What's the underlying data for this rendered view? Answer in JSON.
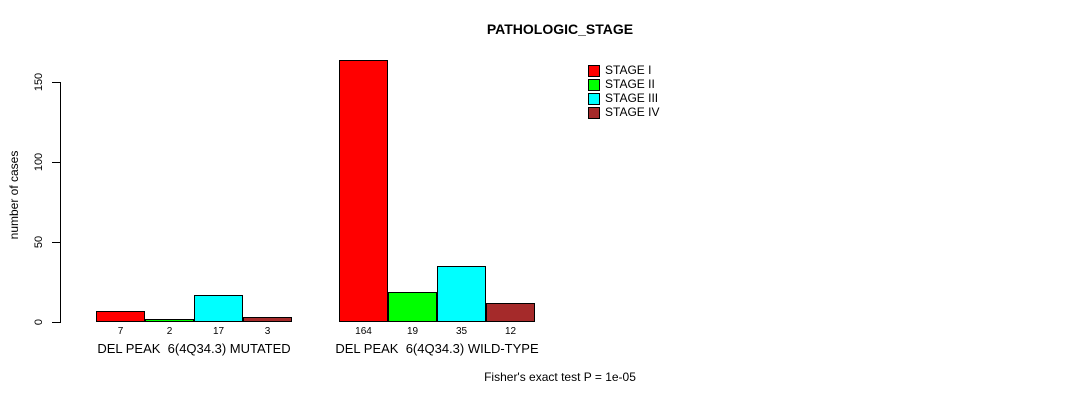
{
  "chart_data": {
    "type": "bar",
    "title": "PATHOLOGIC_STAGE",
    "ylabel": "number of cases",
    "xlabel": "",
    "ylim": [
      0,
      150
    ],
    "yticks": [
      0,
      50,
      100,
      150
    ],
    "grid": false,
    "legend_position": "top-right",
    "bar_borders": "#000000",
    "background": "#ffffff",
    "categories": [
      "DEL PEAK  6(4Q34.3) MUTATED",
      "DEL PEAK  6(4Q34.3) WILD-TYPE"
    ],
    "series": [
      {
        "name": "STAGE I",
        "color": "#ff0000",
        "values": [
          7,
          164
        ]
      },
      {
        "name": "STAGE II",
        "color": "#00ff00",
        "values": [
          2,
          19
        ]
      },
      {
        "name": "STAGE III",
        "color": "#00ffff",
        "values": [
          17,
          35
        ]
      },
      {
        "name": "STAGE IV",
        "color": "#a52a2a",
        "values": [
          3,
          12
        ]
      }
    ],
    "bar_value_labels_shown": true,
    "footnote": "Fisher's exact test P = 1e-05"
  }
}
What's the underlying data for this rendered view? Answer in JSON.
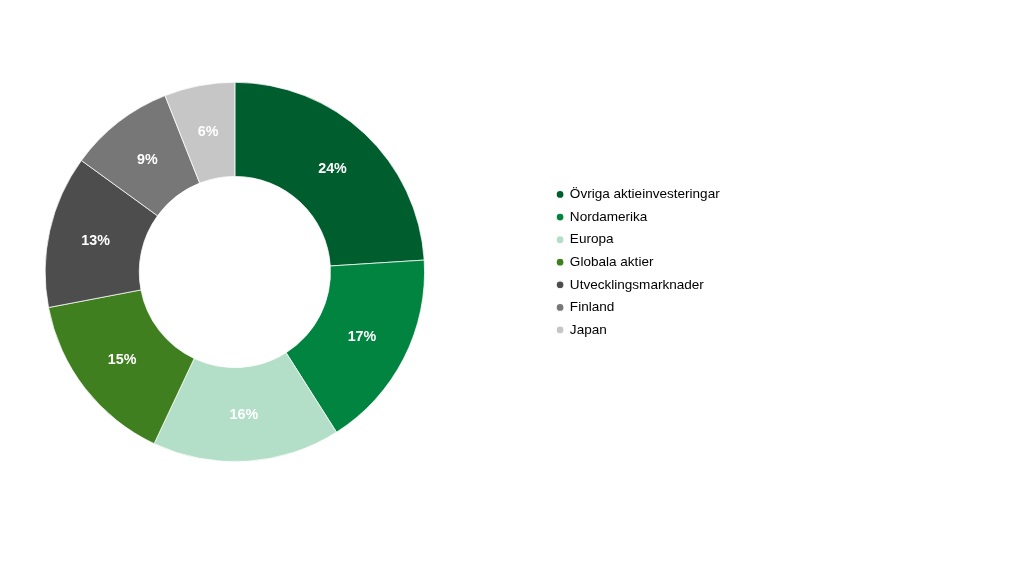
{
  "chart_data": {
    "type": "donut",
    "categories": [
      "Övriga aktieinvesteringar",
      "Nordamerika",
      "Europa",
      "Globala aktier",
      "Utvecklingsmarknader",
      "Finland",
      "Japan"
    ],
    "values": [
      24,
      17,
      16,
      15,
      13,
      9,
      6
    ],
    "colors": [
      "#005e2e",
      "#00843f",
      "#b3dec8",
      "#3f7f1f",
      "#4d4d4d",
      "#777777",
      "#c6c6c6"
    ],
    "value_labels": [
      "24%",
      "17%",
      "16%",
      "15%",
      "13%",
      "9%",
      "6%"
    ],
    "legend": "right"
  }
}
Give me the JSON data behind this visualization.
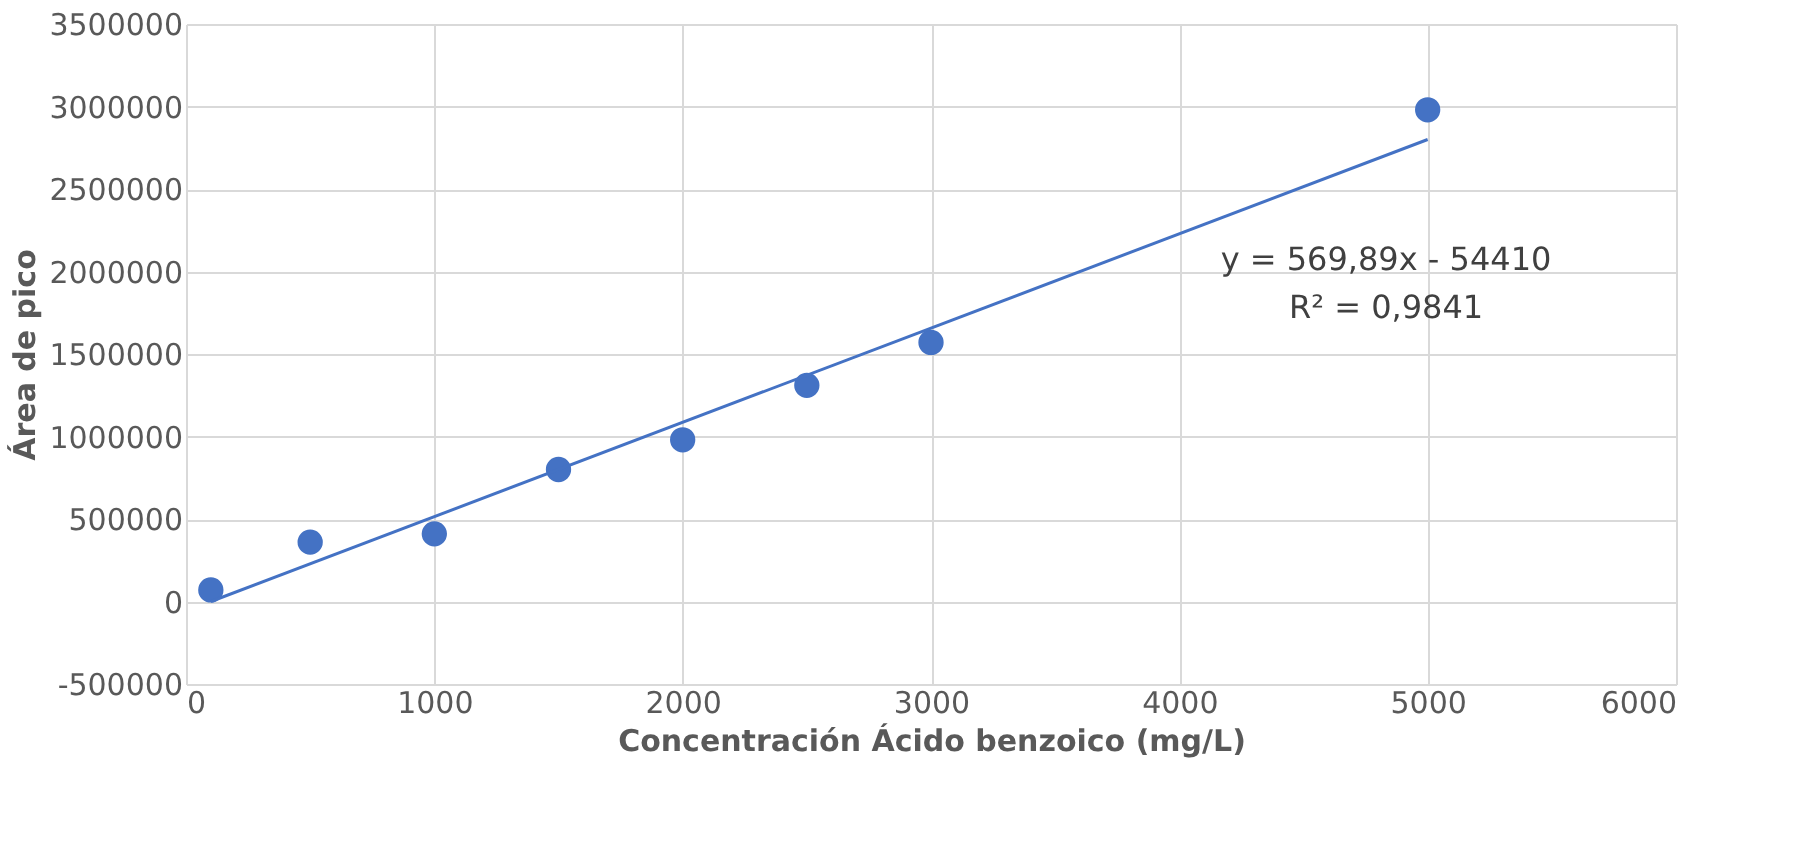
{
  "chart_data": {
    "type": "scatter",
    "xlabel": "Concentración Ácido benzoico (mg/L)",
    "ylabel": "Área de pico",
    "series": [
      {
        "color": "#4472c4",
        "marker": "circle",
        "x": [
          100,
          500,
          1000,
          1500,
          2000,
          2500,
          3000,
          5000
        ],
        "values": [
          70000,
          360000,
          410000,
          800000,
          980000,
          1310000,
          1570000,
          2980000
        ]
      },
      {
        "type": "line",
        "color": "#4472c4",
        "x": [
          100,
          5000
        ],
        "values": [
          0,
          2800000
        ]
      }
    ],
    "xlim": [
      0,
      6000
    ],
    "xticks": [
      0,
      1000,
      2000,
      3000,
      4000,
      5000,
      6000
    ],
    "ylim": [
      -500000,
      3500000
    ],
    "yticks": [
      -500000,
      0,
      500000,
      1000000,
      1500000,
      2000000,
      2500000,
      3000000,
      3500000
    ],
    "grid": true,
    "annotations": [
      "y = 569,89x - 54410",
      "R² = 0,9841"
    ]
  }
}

......

- _Job_
Check every line of the entries above for the word "PEAK" and report how many lines contain it, giving the number only.

- _Solved problem_
2